Task goal: Count how many lines include "Liste" and answer with that number only.

## Begin

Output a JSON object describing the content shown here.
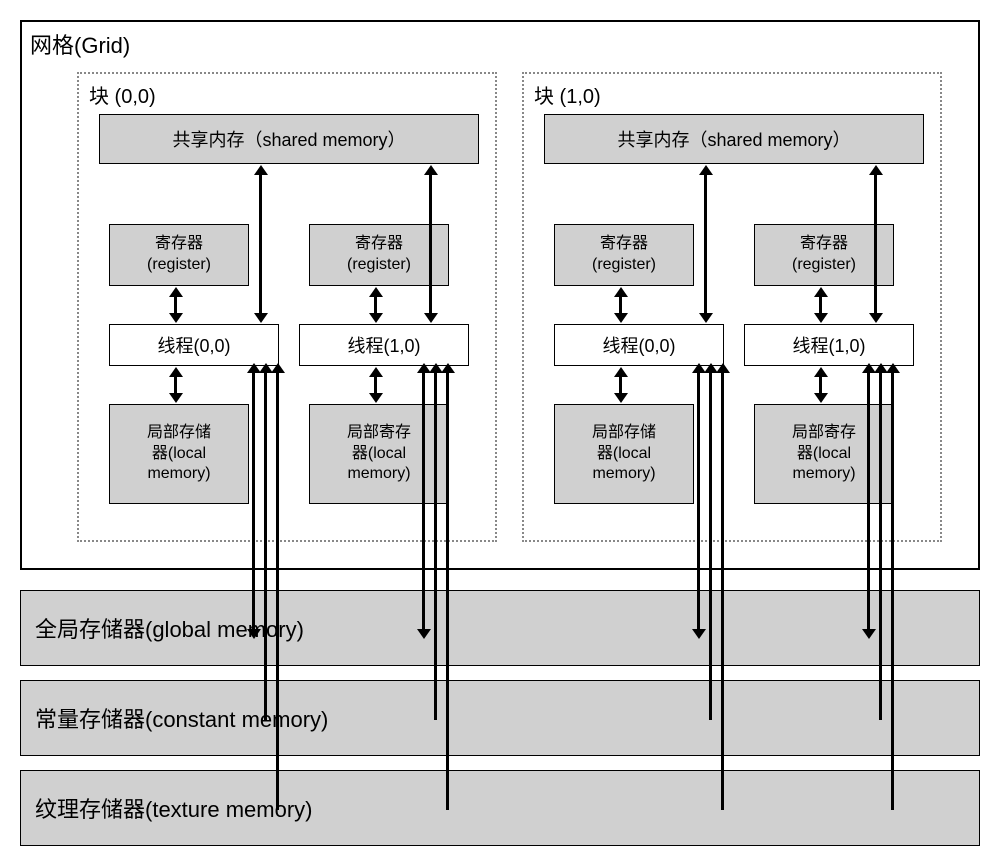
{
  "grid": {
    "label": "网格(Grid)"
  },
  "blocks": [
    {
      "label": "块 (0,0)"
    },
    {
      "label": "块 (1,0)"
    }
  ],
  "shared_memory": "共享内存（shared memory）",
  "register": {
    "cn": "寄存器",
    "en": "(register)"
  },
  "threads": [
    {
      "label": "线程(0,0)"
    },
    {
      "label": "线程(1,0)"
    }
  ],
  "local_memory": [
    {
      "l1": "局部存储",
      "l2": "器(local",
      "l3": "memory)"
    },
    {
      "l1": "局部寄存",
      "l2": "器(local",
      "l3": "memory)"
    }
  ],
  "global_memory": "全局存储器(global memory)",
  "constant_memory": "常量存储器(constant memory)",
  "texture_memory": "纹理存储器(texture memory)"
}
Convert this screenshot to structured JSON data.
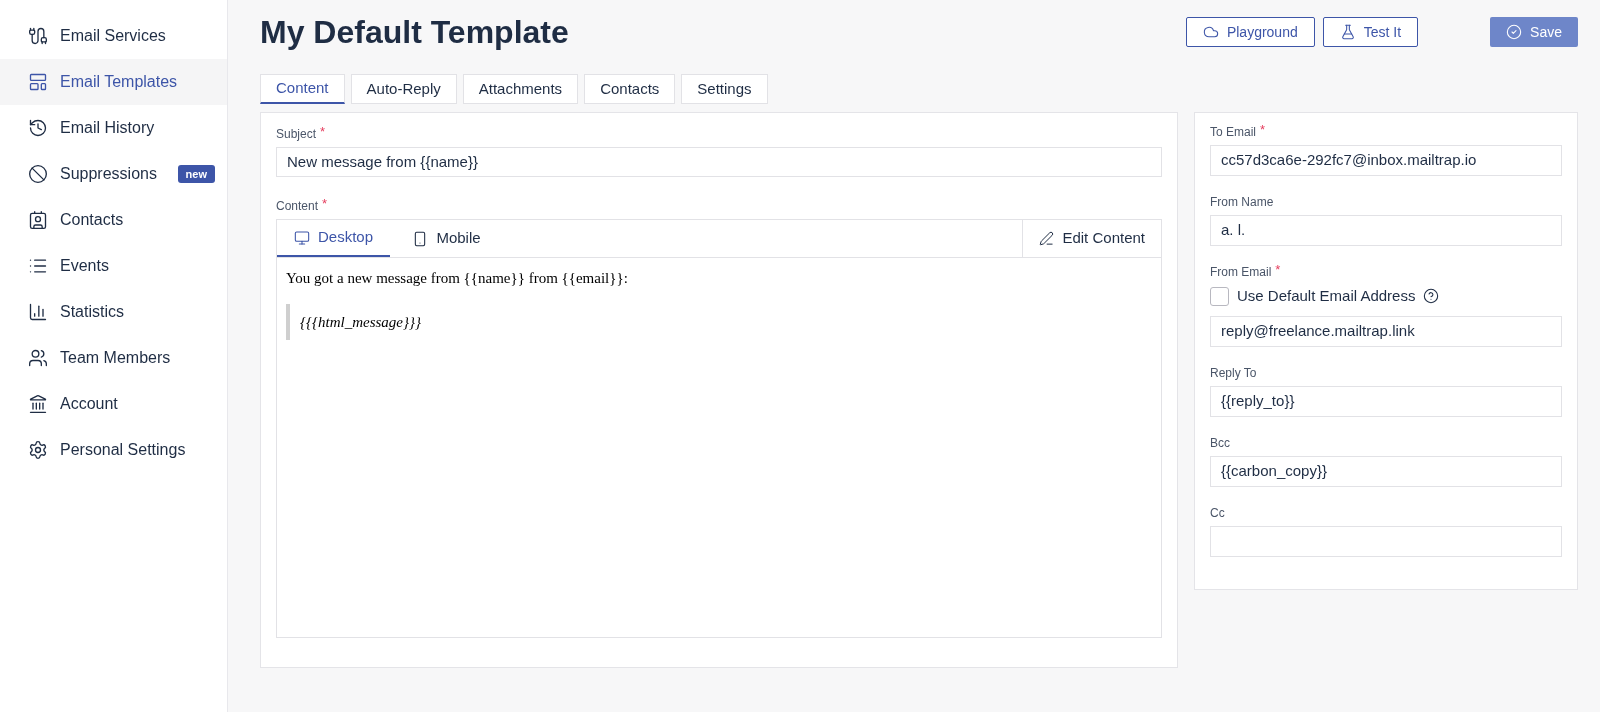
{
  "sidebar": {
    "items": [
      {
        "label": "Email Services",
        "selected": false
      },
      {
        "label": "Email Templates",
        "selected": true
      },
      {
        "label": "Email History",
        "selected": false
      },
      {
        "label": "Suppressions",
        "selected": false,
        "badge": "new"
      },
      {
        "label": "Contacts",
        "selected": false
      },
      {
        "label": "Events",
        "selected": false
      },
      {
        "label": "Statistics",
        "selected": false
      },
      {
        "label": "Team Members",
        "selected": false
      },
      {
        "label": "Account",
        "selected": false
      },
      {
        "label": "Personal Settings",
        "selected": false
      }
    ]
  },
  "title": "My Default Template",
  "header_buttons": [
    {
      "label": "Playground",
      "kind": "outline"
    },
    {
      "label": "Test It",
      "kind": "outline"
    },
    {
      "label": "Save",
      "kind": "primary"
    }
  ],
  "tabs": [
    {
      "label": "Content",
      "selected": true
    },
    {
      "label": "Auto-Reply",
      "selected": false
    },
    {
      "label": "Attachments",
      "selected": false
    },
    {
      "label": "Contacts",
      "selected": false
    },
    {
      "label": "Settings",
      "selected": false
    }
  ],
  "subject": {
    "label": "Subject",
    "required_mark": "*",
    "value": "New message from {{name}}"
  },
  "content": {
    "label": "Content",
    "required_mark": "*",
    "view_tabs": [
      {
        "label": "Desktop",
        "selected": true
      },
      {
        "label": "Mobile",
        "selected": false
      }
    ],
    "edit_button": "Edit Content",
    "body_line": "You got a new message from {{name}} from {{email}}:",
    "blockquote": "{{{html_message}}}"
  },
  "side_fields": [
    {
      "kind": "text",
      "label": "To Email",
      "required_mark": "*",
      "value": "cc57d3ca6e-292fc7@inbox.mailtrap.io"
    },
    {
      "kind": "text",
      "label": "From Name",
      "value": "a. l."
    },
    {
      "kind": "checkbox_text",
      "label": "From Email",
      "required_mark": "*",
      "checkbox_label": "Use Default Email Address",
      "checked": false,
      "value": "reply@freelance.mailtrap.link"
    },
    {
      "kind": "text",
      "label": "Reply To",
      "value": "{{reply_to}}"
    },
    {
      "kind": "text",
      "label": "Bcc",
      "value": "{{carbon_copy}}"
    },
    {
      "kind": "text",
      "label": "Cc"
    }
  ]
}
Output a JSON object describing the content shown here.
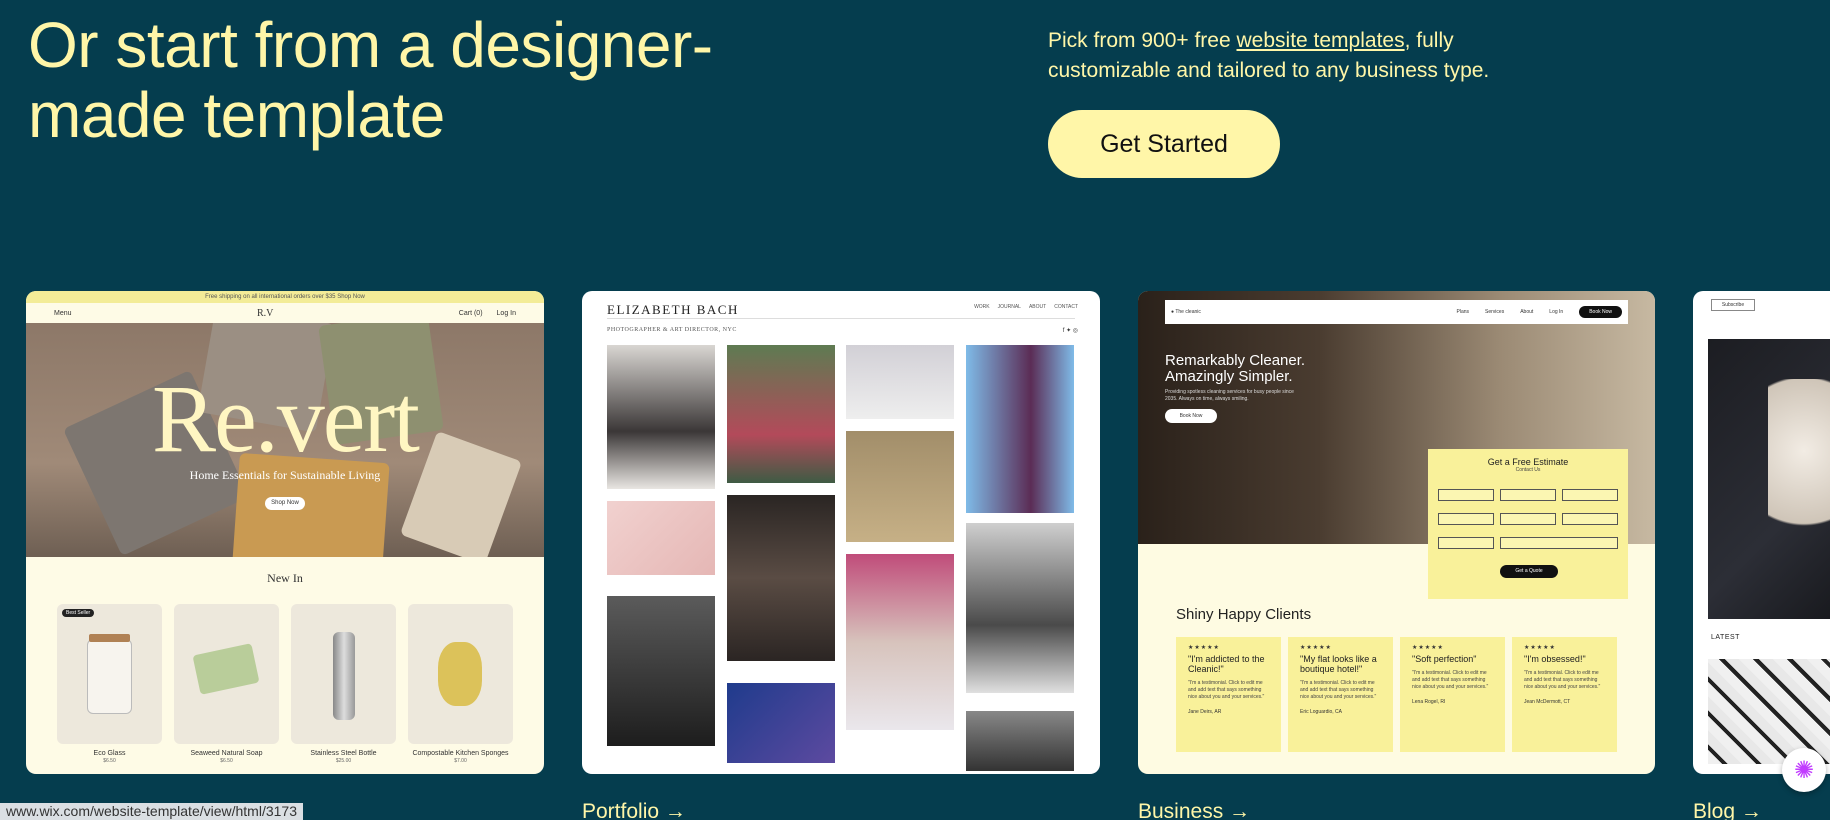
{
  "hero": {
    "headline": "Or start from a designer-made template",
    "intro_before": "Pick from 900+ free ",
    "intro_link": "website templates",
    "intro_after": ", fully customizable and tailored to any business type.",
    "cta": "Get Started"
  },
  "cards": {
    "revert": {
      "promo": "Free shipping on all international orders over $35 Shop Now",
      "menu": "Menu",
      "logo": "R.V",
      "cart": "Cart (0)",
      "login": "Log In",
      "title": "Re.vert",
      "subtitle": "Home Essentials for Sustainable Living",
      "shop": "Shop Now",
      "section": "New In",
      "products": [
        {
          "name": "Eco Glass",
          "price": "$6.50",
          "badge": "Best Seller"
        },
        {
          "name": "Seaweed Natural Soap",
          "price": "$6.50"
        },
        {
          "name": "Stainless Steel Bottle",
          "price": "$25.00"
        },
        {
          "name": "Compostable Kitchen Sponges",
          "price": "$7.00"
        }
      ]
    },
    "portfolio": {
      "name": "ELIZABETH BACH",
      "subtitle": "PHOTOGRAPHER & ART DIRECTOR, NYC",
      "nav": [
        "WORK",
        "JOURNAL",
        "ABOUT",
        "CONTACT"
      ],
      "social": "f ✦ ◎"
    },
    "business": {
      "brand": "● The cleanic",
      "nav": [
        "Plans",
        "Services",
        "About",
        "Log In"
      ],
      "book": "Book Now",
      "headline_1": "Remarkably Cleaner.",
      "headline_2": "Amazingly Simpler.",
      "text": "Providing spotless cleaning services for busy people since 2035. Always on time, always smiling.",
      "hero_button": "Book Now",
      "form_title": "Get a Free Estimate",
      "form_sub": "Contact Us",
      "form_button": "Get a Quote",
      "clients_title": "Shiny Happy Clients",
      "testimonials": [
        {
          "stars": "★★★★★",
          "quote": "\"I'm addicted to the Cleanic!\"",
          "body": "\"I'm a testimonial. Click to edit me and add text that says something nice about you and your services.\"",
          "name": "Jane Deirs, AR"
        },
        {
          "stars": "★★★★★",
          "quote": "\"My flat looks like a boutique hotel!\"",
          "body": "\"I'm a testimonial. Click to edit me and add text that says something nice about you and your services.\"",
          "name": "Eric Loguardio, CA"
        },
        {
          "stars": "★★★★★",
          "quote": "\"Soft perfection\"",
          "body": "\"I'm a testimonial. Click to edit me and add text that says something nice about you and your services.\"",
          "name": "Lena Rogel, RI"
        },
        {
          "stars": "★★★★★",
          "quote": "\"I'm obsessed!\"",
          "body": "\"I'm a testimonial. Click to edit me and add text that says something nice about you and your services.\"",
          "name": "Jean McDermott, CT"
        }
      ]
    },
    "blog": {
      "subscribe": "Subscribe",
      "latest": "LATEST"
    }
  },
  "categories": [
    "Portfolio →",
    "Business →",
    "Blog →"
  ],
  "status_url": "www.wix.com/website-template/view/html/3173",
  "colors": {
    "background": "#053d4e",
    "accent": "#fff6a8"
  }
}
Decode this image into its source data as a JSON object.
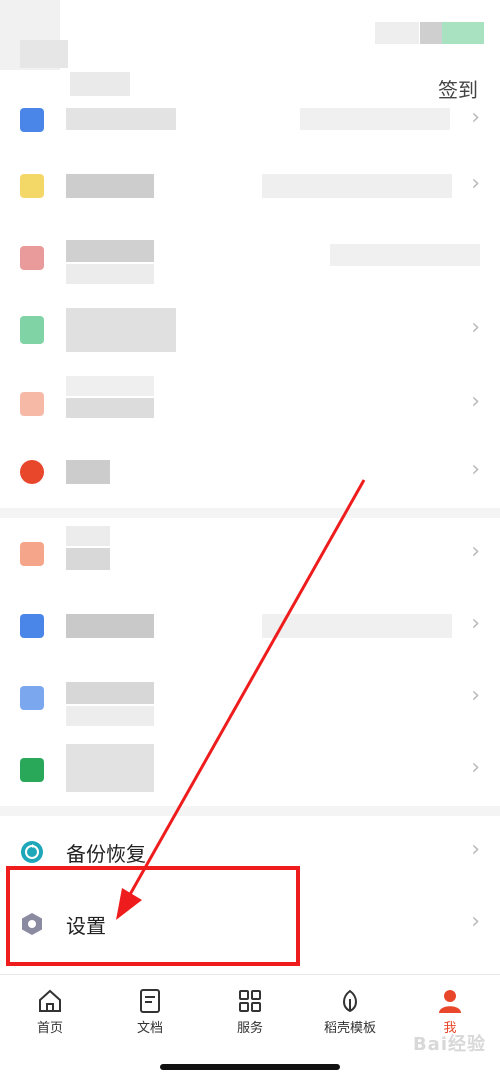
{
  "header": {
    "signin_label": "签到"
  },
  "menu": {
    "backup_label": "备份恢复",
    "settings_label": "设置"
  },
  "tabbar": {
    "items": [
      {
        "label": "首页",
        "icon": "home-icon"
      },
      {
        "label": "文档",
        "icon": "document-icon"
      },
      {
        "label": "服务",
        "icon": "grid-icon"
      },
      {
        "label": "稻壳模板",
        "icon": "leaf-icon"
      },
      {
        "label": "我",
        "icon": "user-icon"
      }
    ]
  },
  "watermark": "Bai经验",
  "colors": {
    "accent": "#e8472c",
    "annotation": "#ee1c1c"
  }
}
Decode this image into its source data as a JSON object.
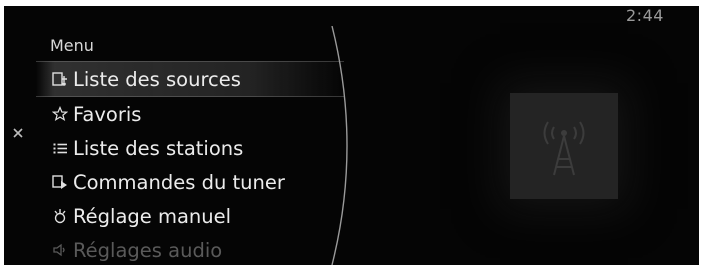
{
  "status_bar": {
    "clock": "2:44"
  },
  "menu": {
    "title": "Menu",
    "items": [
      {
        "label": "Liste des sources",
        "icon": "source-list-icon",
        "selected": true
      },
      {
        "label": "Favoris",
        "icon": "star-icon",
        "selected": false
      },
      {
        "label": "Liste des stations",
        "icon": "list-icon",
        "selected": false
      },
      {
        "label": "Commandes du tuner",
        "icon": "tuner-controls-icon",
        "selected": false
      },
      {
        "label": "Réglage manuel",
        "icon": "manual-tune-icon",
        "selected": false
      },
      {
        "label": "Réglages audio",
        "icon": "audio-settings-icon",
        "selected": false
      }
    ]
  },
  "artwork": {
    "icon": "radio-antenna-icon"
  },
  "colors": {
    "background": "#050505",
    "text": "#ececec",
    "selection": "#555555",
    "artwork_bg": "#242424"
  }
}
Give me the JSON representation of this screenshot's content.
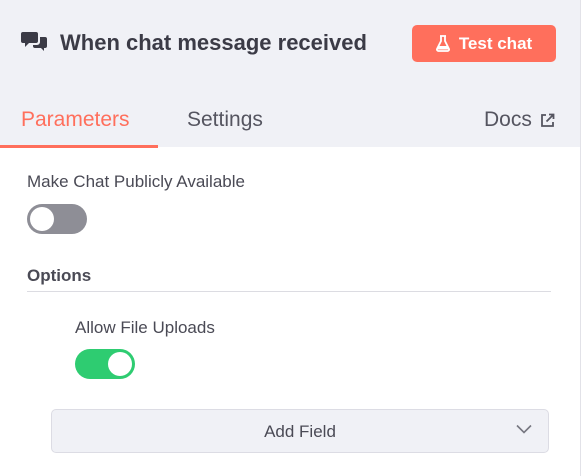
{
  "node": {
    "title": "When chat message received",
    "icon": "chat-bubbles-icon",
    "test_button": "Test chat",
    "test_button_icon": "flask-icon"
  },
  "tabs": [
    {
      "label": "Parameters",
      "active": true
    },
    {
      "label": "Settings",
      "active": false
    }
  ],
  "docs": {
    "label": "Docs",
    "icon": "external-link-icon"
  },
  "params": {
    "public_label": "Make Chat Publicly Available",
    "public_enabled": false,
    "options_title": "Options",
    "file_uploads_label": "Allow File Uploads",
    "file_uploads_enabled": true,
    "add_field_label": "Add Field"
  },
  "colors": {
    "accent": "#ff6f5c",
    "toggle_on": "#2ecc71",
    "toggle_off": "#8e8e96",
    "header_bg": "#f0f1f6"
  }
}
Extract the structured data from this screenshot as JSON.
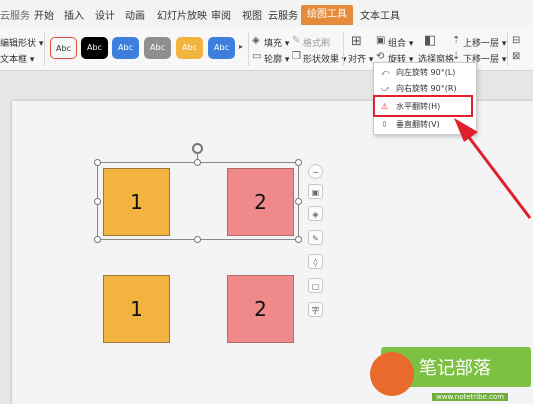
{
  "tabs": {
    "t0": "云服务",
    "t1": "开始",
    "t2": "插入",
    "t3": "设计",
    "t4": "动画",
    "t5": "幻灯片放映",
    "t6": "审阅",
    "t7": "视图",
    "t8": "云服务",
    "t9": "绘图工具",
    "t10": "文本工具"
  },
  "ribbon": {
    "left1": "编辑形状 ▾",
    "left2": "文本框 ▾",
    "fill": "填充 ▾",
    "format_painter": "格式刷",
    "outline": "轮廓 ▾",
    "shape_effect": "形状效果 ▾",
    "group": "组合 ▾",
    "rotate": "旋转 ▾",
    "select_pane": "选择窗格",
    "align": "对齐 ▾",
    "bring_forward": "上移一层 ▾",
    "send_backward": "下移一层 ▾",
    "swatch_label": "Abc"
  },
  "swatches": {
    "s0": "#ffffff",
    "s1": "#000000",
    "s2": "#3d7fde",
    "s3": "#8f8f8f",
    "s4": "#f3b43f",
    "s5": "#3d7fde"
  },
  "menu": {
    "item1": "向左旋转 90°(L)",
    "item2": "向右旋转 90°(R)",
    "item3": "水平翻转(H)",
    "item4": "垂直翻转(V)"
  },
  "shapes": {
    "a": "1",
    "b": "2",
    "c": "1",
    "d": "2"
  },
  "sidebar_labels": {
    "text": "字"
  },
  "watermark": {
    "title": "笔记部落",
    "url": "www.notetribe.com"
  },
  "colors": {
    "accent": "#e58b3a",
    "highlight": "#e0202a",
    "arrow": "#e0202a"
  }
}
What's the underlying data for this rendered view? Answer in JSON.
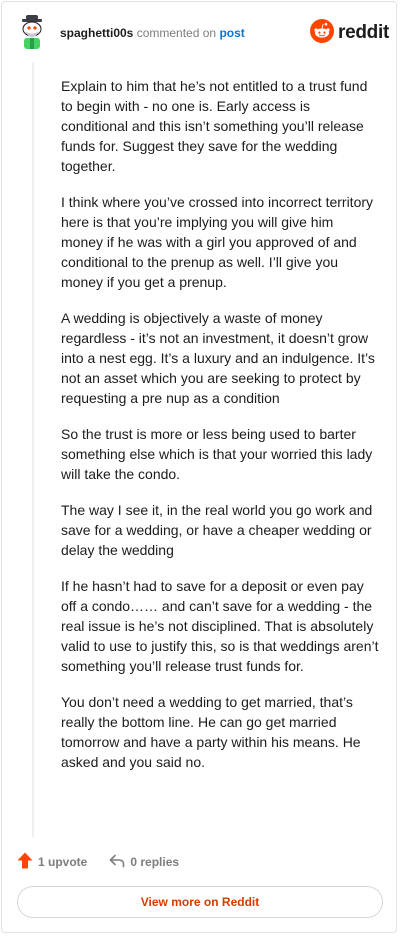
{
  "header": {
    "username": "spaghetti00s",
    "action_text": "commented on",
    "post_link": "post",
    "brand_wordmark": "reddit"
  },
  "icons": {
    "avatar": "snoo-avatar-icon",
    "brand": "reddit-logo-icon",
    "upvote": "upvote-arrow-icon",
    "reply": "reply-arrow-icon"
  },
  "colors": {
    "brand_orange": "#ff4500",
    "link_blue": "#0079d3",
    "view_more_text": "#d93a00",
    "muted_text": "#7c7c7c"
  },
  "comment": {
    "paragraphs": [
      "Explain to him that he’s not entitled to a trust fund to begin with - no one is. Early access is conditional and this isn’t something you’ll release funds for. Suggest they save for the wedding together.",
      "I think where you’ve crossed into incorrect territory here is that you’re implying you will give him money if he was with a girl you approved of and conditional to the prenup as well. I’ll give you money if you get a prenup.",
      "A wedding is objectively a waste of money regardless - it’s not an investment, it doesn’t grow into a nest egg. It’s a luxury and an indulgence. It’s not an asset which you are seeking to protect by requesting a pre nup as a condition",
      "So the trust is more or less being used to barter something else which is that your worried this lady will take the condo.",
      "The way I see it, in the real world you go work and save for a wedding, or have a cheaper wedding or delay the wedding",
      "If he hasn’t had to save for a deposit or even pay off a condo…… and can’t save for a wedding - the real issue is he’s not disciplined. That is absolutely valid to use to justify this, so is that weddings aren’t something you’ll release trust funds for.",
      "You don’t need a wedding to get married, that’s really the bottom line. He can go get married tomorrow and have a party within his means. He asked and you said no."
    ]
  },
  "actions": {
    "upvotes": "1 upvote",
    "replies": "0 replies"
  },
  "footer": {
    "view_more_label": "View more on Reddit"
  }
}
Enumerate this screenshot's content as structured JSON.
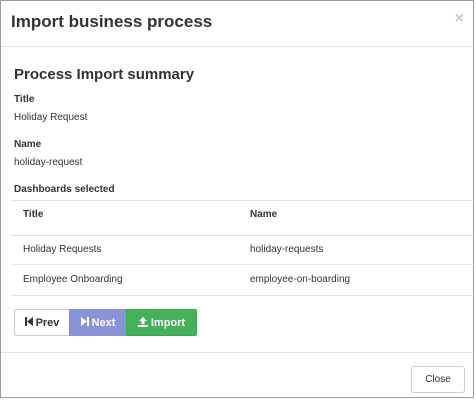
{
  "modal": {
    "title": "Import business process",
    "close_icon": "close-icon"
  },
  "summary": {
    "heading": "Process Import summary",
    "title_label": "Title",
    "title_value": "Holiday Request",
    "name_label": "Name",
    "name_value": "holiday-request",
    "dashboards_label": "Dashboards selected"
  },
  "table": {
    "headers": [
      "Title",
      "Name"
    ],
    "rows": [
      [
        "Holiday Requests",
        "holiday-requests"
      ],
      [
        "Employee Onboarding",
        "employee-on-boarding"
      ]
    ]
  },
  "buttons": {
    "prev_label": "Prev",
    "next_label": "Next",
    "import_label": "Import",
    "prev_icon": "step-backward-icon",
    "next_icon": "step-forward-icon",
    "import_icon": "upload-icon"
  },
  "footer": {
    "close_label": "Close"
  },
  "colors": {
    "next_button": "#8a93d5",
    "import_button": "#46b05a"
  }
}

## End

Finished answer: 2